__REQUIRED WORK__: Locate each line of the material that contains "start", then return it.

__DATA FOR PROCESSING__:
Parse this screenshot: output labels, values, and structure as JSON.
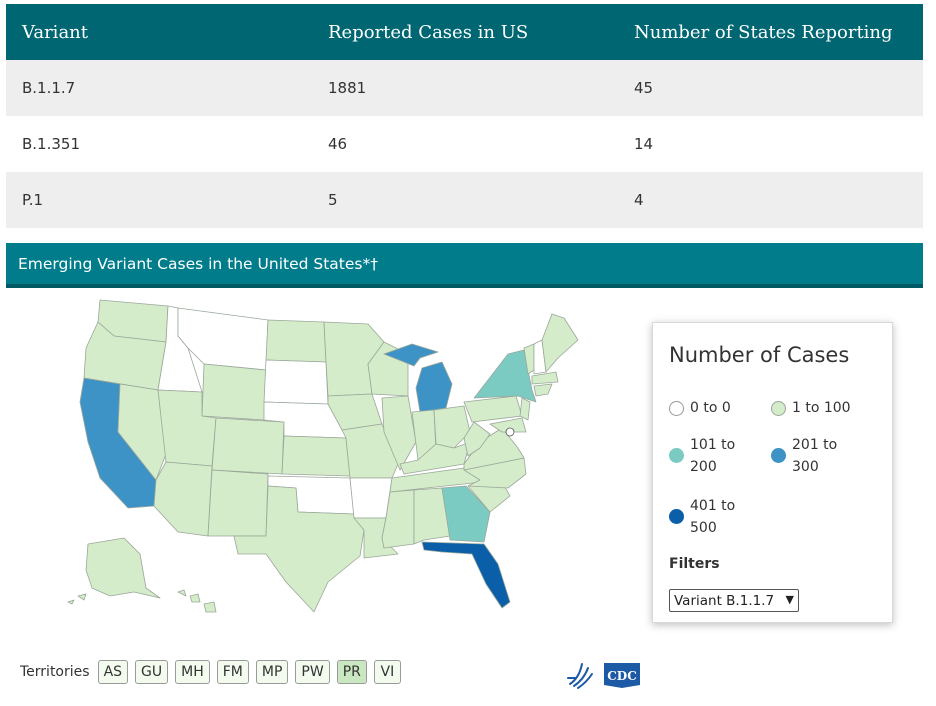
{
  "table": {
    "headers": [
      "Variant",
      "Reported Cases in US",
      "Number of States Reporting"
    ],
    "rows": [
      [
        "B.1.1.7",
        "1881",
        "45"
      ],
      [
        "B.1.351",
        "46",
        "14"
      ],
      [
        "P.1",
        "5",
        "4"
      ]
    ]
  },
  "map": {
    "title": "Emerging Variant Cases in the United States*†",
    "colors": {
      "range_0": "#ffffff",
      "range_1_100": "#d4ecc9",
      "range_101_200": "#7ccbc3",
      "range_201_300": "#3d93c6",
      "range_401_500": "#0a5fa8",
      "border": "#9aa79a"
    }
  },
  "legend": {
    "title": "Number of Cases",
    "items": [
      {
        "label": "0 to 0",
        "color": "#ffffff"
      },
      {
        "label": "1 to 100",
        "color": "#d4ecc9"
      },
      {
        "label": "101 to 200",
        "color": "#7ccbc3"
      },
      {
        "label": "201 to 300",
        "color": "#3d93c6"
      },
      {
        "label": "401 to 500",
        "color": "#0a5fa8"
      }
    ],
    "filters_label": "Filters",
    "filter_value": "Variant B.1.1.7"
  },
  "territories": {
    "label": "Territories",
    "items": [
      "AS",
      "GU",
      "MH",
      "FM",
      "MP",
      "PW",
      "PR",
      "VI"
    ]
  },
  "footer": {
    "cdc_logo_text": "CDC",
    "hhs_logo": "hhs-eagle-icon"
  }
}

==

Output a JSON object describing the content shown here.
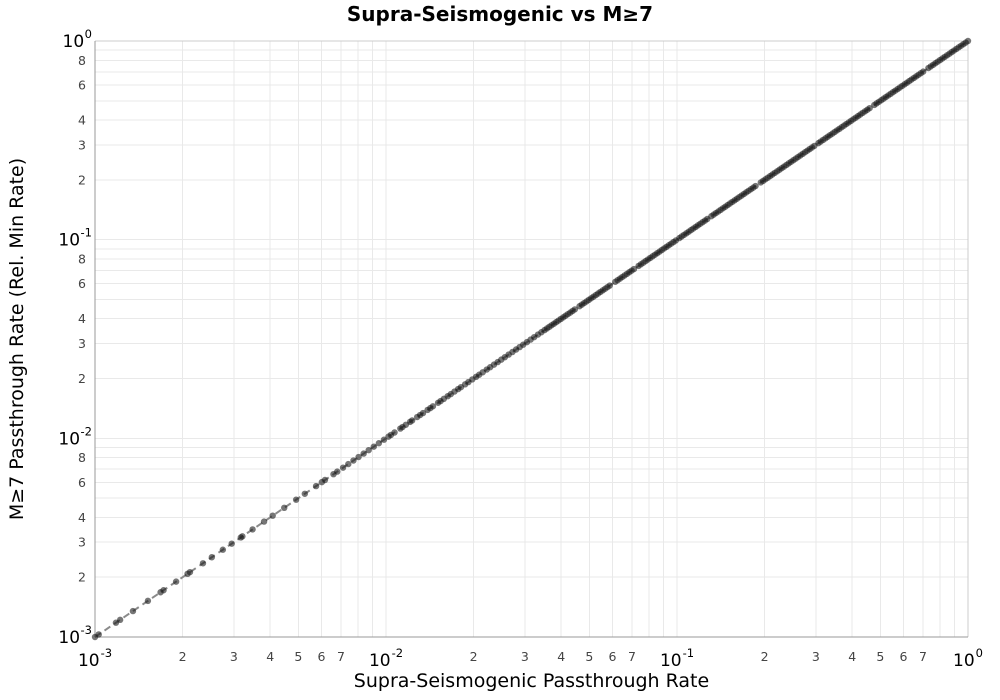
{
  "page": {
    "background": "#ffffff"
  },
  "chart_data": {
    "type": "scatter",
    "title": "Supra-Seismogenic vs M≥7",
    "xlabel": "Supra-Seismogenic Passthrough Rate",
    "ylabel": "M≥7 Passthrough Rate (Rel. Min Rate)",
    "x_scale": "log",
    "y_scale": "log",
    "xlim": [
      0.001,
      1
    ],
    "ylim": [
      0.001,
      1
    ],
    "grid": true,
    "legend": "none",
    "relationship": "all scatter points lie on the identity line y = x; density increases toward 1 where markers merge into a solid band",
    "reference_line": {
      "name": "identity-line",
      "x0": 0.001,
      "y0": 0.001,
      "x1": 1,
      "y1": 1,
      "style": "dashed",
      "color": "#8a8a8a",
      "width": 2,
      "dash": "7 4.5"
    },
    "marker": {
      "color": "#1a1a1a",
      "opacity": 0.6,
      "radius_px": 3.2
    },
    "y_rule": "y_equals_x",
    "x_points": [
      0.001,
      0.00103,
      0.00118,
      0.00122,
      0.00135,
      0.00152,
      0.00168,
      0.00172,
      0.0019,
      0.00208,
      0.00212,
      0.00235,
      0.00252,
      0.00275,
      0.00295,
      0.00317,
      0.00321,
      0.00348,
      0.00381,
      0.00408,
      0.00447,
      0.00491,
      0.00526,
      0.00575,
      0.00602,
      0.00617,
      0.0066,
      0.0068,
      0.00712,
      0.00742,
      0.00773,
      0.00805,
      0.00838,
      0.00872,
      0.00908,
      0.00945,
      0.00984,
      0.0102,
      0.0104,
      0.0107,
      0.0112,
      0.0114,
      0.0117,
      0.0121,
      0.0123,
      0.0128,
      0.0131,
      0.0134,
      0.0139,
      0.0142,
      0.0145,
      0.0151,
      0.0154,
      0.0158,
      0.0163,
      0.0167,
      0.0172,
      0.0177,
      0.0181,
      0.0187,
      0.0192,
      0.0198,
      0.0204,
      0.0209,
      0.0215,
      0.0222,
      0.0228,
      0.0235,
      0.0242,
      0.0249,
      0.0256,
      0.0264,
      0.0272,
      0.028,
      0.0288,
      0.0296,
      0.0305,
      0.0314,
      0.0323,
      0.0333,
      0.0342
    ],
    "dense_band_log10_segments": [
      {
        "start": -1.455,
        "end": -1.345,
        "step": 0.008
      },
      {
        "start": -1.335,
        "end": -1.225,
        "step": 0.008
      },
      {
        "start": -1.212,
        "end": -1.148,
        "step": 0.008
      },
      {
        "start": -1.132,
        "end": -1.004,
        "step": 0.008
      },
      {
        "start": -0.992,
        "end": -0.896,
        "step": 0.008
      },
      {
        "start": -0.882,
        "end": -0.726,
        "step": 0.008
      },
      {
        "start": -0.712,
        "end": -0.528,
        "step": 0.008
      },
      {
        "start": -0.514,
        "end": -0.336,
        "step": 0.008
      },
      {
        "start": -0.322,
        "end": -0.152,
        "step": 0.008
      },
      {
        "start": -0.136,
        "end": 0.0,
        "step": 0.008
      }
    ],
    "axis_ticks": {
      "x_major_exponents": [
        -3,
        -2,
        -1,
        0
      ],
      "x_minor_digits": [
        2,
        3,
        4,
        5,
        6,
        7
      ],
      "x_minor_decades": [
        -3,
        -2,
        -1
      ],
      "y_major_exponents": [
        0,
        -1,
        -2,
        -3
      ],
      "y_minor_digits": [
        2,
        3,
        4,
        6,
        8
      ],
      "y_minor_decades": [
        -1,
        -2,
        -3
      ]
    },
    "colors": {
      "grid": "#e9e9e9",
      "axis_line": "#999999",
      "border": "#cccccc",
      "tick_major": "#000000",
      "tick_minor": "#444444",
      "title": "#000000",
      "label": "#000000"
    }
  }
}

__SOLUTION TO THIS EXERCISE__:
        "start": -1.455,
        "start": -1.335,
        "start": -1.212,
        "start": -1.132,
        "start": -0.992,
        "start": -0.882,
        "start": -0.712,
        "start": -0.514,
        "start": -0.322,
        "start": -0.136,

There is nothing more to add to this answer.